- THE TASK
All of the data below must be repeated exactly.

------ TASK INPUTS

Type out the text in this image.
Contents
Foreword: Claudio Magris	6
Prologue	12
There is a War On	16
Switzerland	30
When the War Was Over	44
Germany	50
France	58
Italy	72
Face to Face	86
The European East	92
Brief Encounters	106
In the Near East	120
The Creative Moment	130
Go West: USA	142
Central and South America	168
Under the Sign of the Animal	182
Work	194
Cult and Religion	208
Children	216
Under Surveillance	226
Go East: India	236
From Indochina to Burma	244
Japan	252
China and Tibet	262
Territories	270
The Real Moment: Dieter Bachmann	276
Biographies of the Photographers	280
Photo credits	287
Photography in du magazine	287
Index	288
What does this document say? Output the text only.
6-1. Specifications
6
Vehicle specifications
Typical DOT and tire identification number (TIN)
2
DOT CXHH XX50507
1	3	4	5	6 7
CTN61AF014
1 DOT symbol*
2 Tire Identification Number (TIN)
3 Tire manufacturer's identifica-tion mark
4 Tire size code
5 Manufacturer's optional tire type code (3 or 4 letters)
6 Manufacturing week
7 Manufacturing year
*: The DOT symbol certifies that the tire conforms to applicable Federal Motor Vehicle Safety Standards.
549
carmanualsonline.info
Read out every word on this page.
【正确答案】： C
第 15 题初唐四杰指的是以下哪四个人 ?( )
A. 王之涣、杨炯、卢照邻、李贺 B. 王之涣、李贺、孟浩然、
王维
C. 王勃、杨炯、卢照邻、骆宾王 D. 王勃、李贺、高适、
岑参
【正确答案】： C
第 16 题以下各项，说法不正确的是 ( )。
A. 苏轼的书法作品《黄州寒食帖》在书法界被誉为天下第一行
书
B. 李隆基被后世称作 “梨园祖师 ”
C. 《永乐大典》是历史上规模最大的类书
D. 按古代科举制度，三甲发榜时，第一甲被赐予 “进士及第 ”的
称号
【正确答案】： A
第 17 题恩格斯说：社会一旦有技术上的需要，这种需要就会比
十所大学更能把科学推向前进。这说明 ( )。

------------

- WRITTEN REPLY
Type out the text in this image.
Contents
Foreword: Claudio Magris	6
Prologue	12
There is a War On	16
Switzerland	30
When the War Was Over	44
Germany	50
France	58
Italy	72
Face to Face	86
The European East	92
Brief Encounters	106
In the Near East	120
The Creative Moment	130
Go West: USA	142
Central and South America	168
Under the Sign of the Animal	182
Work	194
Cult and Religion	208
Children	216
Under Surveillance	226
Go East: India	236
From Indochina to Burma	244
Japan	252
China and Tibet	262
Territories	270
The Real Moment: Dieter Bachmann	276
Biographies of the Photographers	280
Photo credits	287
Photography in du magazine	287
Index	288
What does this document say? Output the text only.
6-1. Specifications
6
Vehicle specifications
Typical DOT and tire identification number (TIN)
2
DOT CXHH XX50507
1	3	4	5	6 7
CTN61AF014
1 DOT symbol*
2 Tire Identification Number (TIN)
3 Tire manufacturer's identifica-tion mark
4 Tire size code
5 Manufacturer's optional tire type code (3 or 4 letters)
6 Manufacturing week
7 Manufacturing year
*: The DOT symbol certifies that the tire conforms to applicable Federal Motor Vehicle Safety Standards.
549
carmanualsonline.info
Read out every word on this page.
【正确答案】： C
第 15 题初唐四杰指的是以下哪四个人 ?( )
A. 王之涣、杨炯、卢照邻、李贺 B. 王之涣、李贺、孟浩然、
王维
C. 王勃、杨炯、卢照邻、骆宾王 D. 王勃、李贺、高适、
岑参
【正确答案】： C
第 16 题以下各项，说法不正确的是 ( )。
A. 苏轼的书法作品《黄州寒食帖》在书法界被誉为天下第一行
书
B. 李隆基被后世称作 “梨园祖师 ”
C. 《永乐大典》是历史上规模最大的类书
D. 按古代科举制度，三甲发榜时，第一甲被赐予 “进士及第 ”的
称号
【正确答案】： A
第 17 题恩格斯说：社会一旦有技术上的需要，这种需要就会比
十所大学更能把科学推向前进。这说明 ( )。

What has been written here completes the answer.